Rows from a figure dataset:
----------
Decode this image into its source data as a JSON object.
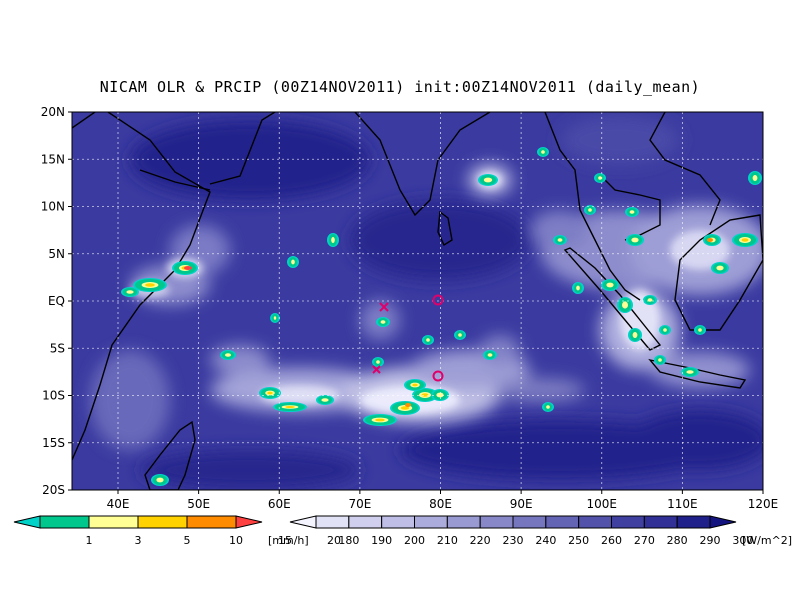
{
  "title": "NICAM OLR & PRCIP (00Z14NOV2011) init:00Z14NOV2011 (daily_mean)",
  "lat_labels": [
    "20N",
    "15N",
    "10N",
    "5N",
    "EQ",
    "5S",
    "10S",
    "15S",
    "20S"
  ],
  "lon_labels": [
    "40E",
    "50E",
    "60E",
    "70E",
    "80E",
    "90E",
    "100E",
    "110E",
    "120E"
  ],
  "precip_scale": {
    "unit": "[mm/h]",
    "ticks": [
      "1",
      "3",
      "5",
      "10",
      "15",
      "20"
    ],
    "colors": [
      "#00d2c8",
      "#00c88c",
      "#ffff96",
      "#ffd200",
      "#ff8c00",
      "#ff4040"
    ]
  },
  "olr_scale": {
    "unit": "[W/m^2]",
    "ticks": [
      "180",
      "190",
      "200",
      "210",
      "220",
      "230",
      "240",
      "250",
      "260",
      "270",
      "280",
      "290",
      "300"
    ],
    "colors": [
      "#f4f4ff",
      "#e2e2f6",
      "#d0d0ee",
      "#bebee6",
      "#acacdc",
      "#9a9ad2",
      "#8888c8",
      "#7676be",
      "#6464b4",
      "#5252aa",
      "#4040a0",
      "#303096",
      "#20208a",
      "#141480"
    ]
  },
  "colors": {
    "ocean": "#3a3aa0",
    "deep": "#20208a",
    "coast": "#000000",
    "marker": "#e0006a"
  }
}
----------
Given task ▸ Pictures are excluded; copy all other data exactly as shown.

Expected answer ▸
Decode this image into its source data as a JSON object.
{
  "title": "NICAM OLR & PRCIP (00Z14NOV2011) init:00Z14NOV2011 (daily_mean)",
  "lat_labels": [
    "20N",
    "15N",
    "10N",
    "5N",
    "EQ",
    "5S",
    "10S",
    "15S",
    "20S"
  ],
  "lon_labels": [
    "40E",
    "50E",
    "60E",
    "70E",
    "80E",
    "90E",
    "100E",
    "110E",
    "120E"
  ],
  "precip_scale": {
    "unit": "[mm/h]",
    "ticks": [
      "1",
      "3",
      "5",
      "10",
      "15",
      "20"
    ],
    "colors": [
      "#00d2c8",
      "#00c88c",
      "#ffff96",
      "#ffd200",
      "#ff8c00",
      "#ff4040"
    ]
  },
  "olr_scale": {
    "unit": "[W/m^2]",
    "ticks": [
      "180",
      "190",
      "200",
      "210",
      "220",
      "230",
      "240",
      "250",
      "260",
      "270",
      "280",
      "290",
      "300"
    ],
    "colors": [
      "#f4f4ff",
      "#e2e2f6",
      "#d0d0ee",
      "#bebee6",
      "#acacdc",
      "#9a9ad2",
      "#8888c8",
      "#7676be",
      "#6464b4",
      "#5252aa",
      "#4040a0",
      "#303096",
      "#20208a",
      "#141480"
    ]
  },
  "colors": {
    "ocean": "#3a3aa0",
    "deep": "#20208a",
    "coast": "#000000",
    "marker": "#e0006a"
  }
}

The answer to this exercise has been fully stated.